(Data excerpts)
— Begin —

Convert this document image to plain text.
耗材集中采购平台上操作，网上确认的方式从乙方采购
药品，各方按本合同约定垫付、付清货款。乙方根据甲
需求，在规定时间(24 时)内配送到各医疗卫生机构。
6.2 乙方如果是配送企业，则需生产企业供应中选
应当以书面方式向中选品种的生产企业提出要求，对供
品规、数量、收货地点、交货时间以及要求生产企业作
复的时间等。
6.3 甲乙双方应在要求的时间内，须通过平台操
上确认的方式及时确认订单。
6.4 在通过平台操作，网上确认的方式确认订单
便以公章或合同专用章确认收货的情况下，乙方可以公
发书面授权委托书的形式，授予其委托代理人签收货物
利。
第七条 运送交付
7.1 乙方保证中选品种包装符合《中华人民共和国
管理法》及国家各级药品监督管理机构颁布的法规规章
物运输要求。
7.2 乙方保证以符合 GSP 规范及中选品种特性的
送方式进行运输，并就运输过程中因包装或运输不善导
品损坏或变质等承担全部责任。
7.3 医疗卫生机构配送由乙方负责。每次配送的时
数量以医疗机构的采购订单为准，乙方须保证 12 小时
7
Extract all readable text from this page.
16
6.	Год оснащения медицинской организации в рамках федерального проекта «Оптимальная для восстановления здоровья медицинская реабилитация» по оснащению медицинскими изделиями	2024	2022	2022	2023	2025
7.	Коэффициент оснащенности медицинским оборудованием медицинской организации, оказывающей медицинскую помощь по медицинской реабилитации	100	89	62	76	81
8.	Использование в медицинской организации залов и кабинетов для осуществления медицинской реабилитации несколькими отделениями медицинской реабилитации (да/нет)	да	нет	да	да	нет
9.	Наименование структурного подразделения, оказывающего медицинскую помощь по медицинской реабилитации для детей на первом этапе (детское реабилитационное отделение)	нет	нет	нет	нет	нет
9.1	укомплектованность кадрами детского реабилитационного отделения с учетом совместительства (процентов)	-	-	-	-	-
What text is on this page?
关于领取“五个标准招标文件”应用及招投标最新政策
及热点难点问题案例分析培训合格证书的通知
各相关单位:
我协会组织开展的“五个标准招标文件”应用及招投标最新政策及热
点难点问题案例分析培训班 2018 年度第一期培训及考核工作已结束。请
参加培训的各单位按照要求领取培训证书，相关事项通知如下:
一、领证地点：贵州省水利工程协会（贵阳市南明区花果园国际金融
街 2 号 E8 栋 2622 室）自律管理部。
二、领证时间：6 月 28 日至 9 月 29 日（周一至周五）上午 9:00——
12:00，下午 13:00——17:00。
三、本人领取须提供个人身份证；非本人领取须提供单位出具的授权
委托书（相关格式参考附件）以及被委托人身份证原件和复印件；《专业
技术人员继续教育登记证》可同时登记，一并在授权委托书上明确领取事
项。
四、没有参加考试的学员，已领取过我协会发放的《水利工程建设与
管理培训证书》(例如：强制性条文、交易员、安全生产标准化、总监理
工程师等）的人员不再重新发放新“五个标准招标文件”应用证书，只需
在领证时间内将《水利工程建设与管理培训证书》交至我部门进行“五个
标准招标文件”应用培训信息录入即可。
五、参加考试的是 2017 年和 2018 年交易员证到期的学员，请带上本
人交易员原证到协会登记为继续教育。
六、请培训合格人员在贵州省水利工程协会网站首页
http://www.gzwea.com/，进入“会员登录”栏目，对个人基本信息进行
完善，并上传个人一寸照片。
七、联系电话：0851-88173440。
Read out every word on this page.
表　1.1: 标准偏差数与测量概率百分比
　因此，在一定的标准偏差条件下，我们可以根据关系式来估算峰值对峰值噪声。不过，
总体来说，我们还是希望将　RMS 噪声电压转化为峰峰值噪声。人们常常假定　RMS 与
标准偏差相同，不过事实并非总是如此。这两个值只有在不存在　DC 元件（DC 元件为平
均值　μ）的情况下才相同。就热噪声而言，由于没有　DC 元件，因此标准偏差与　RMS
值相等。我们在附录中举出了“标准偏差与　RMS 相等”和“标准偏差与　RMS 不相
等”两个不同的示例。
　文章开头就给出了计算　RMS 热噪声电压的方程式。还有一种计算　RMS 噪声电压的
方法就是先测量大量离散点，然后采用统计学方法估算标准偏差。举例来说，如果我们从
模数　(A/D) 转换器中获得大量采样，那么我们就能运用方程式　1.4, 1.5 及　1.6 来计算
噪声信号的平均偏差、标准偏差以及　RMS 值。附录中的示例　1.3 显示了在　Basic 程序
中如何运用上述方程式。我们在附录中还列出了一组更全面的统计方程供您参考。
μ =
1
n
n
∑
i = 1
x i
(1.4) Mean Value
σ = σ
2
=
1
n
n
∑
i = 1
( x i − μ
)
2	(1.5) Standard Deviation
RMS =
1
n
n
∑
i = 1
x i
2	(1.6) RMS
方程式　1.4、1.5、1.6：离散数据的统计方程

— End —

» Aim
For the entries shown above, give the number of lines that include the word "медицинской", without any other text.

» Completed task
4